Objective. Take the listing and print it in full, exactly as given.

Listed records.
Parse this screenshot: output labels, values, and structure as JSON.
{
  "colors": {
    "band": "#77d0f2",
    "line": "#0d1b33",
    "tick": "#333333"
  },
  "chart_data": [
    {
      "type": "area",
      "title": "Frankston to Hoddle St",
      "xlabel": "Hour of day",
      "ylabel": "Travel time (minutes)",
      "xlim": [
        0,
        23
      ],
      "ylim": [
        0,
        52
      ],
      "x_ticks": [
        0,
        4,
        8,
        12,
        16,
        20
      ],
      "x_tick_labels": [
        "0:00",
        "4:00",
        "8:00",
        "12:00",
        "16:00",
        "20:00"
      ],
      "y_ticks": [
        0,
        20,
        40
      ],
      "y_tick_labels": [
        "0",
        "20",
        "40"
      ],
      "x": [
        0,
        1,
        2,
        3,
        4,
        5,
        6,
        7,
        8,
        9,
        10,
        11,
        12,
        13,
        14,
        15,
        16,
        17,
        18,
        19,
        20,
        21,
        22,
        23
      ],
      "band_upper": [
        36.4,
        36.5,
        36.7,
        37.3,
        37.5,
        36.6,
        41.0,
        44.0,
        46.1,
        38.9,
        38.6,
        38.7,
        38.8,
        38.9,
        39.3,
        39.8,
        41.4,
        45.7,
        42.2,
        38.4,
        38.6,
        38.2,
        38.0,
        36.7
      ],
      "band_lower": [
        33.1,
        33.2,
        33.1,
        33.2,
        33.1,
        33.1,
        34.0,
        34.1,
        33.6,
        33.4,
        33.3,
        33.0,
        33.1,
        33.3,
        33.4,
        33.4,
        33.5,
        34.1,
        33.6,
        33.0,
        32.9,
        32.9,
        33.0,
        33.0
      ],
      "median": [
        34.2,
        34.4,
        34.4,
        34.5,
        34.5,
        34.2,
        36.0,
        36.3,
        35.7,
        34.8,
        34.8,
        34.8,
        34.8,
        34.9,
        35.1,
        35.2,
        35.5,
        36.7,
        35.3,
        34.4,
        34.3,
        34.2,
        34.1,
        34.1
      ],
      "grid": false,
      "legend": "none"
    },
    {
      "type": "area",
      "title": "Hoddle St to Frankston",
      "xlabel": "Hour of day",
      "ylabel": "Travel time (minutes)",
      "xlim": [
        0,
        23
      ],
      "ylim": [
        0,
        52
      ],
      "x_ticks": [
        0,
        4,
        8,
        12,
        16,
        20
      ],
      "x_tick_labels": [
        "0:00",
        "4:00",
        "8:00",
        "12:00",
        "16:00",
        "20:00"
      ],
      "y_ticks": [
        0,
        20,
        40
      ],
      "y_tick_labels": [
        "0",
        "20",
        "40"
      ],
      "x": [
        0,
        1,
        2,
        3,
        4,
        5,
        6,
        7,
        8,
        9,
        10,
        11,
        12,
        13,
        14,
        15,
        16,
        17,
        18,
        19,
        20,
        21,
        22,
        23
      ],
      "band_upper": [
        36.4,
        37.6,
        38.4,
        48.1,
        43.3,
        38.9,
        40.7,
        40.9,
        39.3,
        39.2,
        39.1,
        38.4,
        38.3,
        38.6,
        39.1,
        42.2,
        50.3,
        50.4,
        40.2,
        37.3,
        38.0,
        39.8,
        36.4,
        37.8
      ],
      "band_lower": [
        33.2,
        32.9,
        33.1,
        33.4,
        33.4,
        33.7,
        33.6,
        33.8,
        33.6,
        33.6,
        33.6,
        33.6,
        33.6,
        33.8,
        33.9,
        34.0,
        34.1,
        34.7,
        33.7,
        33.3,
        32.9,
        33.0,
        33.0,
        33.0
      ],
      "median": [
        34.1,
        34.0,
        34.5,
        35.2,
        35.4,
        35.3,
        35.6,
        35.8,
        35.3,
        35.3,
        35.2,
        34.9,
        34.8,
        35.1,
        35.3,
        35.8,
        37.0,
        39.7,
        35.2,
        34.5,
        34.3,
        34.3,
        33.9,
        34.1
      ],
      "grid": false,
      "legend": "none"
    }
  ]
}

Response to the exercise.
Parse this screenshot: output labels, values, and structure as JSON.
{
  "colors": {
    "band": "#77d0f2",
    "line": "#0d1b33",
    "tick": "#333333"
  },
  "chart_data": [
    {
      "type": "area",
      "title": "Frankston to Hoddle St",
      "xlabel": "Hour of day",
      "ylabel": "Travel time (minutes)",
      "xlim": [
        0,
        23
      ],
      "ylim": [
        0,
        52
      ],
      "x_ticks": [
        0,
        4,
        8,
        12,
        16,
        20
      ],
      "x_tick_labels": [
        "0:00",
        "4:00",
        "8:00",
        "12:00",
        "16:00",
        "20:00"
      ],
      "y_ticks": [
        0,
        20,
        40
      ],
      "y_tick_labels": [
        "0",
        "20",
        "40"
      ],
      "x": [
        0,
        1,
        2,
        3,
        4,
        5,
        6,
        7,
        8,
        9,
        10,
        11,
        12,
        13,
        14,
        15,
        16,
        17,
        18,
        19,
        20,
        21,
        22,
        23
      ],
      "band_upper": [
        36.4,
        36.5,
        36.7,
        37.3,
        37.5,
        36.6,
        41.0,
        44.0,
        46.1,
        38.9,
        38.6,
        38.7,
        38.8,
        38.9,
        39.3,
        39.8,
        41.4,
        45.7,
        42.2,
        38.4,
        38.6,
        38.2,
        38.0,
        36.7
      ],
      "band_lower": [
        33.1,
        33.2,
        33.1,
        33.2,
        33.1,
        33.1,
        34.0,
        34.1,
        33.6,
        33.4,
        33.3,
        33.0,
        33.1,
        33.3,
        33.4,
        33.4,
        33.5,
        34.1,
        33.6,
        33.0,
        32.9,
        32.9,
        33.0,
        33.0
      ],
      "median": [
        34.2,
        34.4,
        34.4,
        34.5,
        34.5,
        34.2,
        36.0,
        36.3,
        35.7,
        34.8,
        34.8,
        34.8,
        34.8,
        34.9,
        35.1,
        35.2,
        35.5,
        36.7,
        35.3,
        34.4,
        34.3,
        34.2,
        34.1,
        34.1
      ],
      "grid": false,
      "legend": "none"
    },
    {
      "type": "area",
      "title": "Hoddle St to Frankston",
      "xlabel": "Hour of day",
      "ylabel": "Travel time (minutes)",
      "xlim": [
        0,
        23
      ],
      "ylim": [
        0,
        52
      ],
      "x_ticks": [
        0,
        4,
        8,
        12,
        16,
        20
      ],
      "x_tick_labels": [
        "0:00",
        "4:00",
        "8:00",
        "12:00",
        "16:00",
        "20:00"
      ],
      "y_ticks": [
        0,
        20,
        40
      ],
      "y_tick_labels": [
        "0",
        "20",
        "40"
      ],
      "x": [
        0,
        1,
        2,
        3,
        4,
        5,
        6,
        7,
        8,
        9,
        10,
        11,
        12,
        13,
        14,
        15,
        16,
        17,
        18,
        19,
        20,
        21,
        22,
        23
      ],
      "band_upper": [
        36.4,
        37.6,
        38.4,
        48.1,
        43.3,
        38.9,
        40.7,
        40.9,
        39.3,
        39.2,
        39.1,
        38.4,
        38.3,
        38.6,
        39.1,
        42.2,
        50.3,
        50.4,
        40.2,
        37.3,
        38.0,
        39.8,
        36.4,
        37.8
      ],
      "band_lower": [
        33.2,
        32.9,
        33.1,
        33.4,
        33.4,
        33.7,
        33.6,
        33.8,
        33.6,
        33.6,
        33.6,
        33.6,
        33.6,
        33.8,
        33.9,
        34.0,
        34.1,
        34.7,
        33.7,
        33.3,
        32.9,
        33.0,
        33.0,
        33.0
      ],
      "median": [
        34.1,
        34.0,
        34.5,
        35.2,
        35.4,
        35.3,
        35.6,
        35.8,
        35.3,
        35.3,
        35.2,
        34.9,
        34.8,
        35.1,
        35.3,
        35.8,
        37.0,
        39.7,
        35.2,
        34.5,
        34.3,
        34.3,
        33.9,
        34.1
      ],
      "grid": false,
      "legend": "none"
    }
  ]
}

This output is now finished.